- TO BE DONE -
Work out how many lines in the listing below include the word "grid"; answer with the number alone.

- EXERCISE MATERIALS -
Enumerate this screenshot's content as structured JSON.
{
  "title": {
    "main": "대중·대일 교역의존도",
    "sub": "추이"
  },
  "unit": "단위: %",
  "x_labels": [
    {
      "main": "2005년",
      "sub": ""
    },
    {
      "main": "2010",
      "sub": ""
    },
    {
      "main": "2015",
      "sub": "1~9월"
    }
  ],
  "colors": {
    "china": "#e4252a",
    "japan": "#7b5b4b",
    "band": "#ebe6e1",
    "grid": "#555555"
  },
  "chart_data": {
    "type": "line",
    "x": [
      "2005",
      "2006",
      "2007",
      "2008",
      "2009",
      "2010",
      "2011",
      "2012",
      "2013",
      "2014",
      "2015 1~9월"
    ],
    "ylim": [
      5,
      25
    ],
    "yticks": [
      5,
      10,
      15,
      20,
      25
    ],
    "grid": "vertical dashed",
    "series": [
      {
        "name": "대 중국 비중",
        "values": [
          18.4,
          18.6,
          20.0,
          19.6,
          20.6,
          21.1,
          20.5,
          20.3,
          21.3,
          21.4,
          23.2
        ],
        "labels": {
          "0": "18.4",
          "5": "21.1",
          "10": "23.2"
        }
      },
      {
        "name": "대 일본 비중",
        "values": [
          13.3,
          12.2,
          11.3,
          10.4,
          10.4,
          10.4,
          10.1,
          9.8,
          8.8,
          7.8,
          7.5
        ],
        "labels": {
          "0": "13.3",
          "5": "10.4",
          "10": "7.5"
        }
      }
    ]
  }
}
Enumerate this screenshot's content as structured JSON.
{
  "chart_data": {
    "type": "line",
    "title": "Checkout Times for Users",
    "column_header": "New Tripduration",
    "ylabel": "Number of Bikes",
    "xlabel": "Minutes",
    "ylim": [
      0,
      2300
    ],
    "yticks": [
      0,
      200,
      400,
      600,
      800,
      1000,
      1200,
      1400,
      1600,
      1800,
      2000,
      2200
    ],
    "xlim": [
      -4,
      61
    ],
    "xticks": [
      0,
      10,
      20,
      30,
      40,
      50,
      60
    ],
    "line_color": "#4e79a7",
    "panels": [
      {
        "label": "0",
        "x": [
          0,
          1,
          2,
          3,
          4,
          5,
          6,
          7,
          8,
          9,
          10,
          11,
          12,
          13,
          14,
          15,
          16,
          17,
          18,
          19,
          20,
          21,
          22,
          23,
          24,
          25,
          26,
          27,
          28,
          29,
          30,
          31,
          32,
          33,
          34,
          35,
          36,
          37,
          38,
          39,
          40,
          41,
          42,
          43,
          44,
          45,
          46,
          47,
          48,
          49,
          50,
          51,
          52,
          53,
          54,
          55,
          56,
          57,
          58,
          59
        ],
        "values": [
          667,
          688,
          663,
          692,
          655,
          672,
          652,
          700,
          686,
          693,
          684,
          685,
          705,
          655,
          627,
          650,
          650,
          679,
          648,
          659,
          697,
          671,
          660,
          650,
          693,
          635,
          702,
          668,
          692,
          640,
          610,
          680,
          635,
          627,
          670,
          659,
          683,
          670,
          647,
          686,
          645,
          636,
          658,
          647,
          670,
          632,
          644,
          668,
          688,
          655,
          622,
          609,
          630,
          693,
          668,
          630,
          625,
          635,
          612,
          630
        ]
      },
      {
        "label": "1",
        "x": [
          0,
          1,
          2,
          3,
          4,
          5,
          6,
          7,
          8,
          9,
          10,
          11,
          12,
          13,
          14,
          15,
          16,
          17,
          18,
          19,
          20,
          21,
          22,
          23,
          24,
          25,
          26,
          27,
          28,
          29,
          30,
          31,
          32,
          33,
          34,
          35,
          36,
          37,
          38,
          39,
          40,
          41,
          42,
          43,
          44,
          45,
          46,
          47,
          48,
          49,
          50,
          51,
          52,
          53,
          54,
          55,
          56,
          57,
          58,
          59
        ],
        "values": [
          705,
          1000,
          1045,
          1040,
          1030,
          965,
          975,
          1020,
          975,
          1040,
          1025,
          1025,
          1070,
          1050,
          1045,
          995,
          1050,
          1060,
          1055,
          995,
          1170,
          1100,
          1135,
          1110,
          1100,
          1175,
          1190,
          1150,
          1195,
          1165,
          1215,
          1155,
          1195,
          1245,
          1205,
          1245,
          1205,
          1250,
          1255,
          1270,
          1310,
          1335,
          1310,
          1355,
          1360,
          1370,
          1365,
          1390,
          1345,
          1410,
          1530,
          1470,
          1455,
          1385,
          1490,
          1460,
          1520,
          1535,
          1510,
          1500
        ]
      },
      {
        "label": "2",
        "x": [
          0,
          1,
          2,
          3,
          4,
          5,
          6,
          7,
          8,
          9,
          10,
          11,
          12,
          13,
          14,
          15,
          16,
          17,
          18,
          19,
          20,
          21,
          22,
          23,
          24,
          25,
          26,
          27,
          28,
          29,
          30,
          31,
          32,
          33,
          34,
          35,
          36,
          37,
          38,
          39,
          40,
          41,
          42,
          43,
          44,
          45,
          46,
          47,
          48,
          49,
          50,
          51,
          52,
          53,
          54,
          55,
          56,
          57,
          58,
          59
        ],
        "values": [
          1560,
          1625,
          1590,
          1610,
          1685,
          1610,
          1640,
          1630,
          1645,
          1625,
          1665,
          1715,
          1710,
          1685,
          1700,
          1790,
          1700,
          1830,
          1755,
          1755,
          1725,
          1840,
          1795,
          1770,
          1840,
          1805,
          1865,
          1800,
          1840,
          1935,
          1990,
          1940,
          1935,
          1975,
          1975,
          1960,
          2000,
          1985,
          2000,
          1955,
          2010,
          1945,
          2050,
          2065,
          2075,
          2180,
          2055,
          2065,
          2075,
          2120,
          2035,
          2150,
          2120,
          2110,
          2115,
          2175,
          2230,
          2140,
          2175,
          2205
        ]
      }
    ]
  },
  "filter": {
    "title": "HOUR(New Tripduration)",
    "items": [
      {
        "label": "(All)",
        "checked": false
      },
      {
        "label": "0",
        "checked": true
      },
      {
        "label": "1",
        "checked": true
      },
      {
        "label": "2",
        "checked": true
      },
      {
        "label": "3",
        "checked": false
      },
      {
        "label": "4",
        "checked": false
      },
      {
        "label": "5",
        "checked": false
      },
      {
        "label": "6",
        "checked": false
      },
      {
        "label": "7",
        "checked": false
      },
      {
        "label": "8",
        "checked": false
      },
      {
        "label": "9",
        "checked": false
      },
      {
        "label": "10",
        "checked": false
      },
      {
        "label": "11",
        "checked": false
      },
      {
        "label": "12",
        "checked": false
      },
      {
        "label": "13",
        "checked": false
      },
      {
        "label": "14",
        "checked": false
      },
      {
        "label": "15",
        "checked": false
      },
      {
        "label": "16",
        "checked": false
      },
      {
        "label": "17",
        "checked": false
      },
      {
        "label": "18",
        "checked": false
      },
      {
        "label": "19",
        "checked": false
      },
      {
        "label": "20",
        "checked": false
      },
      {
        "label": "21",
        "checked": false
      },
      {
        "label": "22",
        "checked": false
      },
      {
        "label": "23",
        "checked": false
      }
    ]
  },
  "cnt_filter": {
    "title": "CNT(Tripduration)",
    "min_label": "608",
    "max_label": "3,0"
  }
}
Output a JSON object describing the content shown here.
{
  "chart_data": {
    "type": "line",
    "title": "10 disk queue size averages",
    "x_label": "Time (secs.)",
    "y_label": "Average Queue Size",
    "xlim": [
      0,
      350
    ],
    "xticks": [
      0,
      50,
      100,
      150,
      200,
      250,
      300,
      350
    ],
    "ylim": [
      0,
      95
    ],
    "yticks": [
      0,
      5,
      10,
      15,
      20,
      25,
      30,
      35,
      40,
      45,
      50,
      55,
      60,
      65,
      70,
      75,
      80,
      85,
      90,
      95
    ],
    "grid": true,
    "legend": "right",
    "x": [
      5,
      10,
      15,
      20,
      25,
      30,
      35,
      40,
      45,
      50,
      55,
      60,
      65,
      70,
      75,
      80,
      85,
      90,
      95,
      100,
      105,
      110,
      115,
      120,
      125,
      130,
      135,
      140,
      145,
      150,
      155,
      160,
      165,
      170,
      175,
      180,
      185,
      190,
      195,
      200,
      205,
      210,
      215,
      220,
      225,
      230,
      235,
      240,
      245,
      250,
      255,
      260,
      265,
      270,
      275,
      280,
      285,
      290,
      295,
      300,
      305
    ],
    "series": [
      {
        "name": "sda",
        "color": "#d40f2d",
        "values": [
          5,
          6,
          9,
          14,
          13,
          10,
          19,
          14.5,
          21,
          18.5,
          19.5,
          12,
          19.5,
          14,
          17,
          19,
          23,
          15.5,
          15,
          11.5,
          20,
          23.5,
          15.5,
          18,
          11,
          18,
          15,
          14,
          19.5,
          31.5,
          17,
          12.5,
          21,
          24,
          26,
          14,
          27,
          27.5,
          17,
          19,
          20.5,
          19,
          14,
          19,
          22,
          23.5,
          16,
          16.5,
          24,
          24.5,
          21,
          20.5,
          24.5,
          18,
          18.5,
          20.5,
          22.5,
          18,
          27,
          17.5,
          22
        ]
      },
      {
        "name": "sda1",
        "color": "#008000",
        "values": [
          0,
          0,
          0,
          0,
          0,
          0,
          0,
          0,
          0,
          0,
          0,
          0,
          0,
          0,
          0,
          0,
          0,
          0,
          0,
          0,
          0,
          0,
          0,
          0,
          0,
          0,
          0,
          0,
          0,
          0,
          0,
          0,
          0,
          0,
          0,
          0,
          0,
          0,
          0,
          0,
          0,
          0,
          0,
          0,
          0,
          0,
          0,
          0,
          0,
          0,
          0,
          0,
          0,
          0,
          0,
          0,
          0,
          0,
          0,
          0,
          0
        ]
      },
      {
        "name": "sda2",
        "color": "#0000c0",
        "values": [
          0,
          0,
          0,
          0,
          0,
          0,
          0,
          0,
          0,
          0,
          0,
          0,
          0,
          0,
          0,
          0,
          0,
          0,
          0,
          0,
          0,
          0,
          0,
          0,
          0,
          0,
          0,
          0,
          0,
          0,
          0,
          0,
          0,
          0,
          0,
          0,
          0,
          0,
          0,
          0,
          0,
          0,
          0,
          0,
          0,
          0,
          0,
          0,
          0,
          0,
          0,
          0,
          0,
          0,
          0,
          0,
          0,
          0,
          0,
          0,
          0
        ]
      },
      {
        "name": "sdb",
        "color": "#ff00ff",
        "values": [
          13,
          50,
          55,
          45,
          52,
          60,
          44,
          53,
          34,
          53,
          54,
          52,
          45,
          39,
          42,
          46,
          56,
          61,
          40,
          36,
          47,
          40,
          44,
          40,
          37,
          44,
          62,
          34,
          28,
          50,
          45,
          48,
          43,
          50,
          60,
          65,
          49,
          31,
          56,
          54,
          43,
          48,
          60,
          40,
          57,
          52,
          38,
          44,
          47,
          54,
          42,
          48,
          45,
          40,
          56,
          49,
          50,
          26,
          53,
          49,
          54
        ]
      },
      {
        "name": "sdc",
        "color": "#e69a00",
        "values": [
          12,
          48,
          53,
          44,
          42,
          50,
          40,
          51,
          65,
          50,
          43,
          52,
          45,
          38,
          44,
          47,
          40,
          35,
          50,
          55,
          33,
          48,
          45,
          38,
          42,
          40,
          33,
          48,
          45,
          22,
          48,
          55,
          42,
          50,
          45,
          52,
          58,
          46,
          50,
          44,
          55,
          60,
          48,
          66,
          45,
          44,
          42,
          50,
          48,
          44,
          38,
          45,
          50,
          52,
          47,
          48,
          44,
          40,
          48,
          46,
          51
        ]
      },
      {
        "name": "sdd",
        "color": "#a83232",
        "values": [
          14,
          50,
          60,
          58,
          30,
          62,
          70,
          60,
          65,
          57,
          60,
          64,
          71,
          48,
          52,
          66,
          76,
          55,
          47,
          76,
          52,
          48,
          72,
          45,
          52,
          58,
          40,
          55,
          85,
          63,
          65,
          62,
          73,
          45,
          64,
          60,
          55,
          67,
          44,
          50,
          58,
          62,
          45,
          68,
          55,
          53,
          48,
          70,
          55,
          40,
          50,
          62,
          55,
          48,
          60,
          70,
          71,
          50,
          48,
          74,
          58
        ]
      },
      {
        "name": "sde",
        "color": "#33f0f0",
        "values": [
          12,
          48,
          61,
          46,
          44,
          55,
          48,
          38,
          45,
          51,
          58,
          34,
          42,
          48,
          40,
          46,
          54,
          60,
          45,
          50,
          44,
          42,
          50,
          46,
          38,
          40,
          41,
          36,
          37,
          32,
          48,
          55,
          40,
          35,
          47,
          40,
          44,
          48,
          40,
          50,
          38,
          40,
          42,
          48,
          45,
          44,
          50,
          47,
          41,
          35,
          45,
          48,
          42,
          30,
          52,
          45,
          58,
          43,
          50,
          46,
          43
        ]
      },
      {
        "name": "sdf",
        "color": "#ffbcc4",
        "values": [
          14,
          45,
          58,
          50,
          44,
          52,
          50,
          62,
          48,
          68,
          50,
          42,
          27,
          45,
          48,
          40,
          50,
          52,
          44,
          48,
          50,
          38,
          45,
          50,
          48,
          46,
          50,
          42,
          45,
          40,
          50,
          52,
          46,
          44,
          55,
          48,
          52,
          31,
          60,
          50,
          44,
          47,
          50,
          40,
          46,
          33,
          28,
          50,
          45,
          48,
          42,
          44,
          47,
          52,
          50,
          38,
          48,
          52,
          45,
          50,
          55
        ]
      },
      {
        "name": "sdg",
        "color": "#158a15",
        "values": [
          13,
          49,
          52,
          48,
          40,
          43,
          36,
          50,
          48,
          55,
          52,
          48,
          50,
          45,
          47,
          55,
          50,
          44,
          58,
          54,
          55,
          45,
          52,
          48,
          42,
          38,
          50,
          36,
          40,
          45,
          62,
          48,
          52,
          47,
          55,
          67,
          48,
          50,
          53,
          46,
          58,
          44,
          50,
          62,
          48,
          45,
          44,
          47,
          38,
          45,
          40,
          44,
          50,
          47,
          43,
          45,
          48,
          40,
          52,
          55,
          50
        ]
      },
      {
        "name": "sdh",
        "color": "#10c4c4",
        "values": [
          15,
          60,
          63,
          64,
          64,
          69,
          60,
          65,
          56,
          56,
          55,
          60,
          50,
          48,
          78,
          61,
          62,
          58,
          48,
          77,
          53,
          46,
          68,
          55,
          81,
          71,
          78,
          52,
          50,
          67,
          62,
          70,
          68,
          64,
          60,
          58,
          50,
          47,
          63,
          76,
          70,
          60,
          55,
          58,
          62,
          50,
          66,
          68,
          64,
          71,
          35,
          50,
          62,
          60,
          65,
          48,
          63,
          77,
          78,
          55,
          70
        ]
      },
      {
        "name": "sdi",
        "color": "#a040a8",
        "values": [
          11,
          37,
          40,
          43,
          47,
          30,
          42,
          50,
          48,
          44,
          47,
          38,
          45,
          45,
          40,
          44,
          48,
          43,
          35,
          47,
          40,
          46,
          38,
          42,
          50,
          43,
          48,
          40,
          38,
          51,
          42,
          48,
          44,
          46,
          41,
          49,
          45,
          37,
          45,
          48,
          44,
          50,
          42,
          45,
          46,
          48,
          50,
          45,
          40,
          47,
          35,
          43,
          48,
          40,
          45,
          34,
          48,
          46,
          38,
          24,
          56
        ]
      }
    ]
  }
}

- RESPONSE FOR THIS EXERCISE -
3